• **Exercise**: Retype each record below word for word. Leave the pictures out.

____ Available data

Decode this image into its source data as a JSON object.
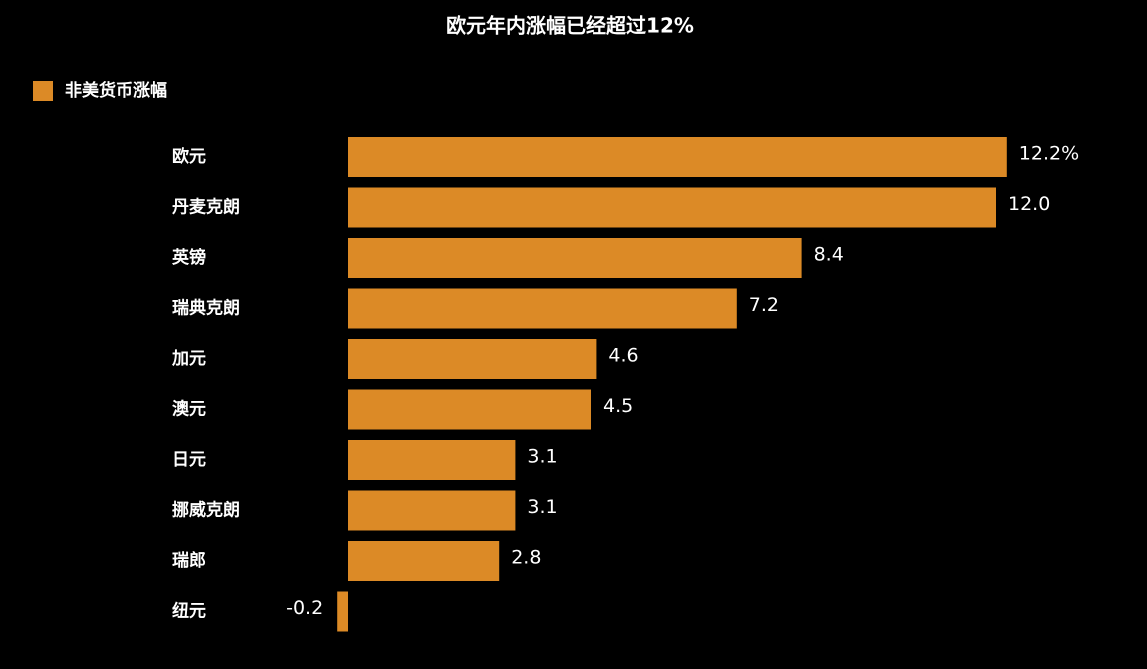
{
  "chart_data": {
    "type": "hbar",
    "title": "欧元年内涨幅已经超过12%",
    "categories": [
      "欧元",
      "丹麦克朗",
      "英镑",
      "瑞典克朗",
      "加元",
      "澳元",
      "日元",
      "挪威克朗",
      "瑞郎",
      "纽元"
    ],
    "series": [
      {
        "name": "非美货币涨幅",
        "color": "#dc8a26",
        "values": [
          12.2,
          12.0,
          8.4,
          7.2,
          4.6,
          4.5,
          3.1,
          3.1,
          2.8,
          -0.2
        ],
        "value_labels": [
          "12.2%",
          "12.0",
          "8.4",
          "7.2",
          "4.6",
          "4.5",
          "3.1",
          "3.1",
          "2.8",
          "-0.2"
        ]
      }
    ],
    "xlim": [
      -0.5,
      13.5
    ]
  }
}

________

• **Exercise answer**:
Decode this image into its source data as a JSON object.
{
  "chart_data": {
    "type": "hbar",
    "title": "欧元年内涨幅已经超过12%",
    "categories": [
      "欧元",
      "丹麦克朗",
      "英镑",
      "瑞典克朗",
      "加元",
      "澳元",
      "日元",
      "挪威克朗",
      "瑞郎",
      "纽元"
    ],
    "series": [
      {
        "name": "非美货币涨幅",
        "color": "#dc8a26",
        "values": [
          12.2,
          12.0,
          8.4,
          7.2,
          4.6,
          4.5,
          3.1,
          3.1,
          2.8,
          -0.2
        ],
        "value_labels": [
          "12.2%",
          "12.0",
          "8.4",
          "7.2",
          "4.6",
          "4.5",
          "3.1",
          "3.1",
          "2.8",
          "-0.2"
        ]
      }
    ],
    "xlim": [
      -0.5,
      13.5
    ]
  }
}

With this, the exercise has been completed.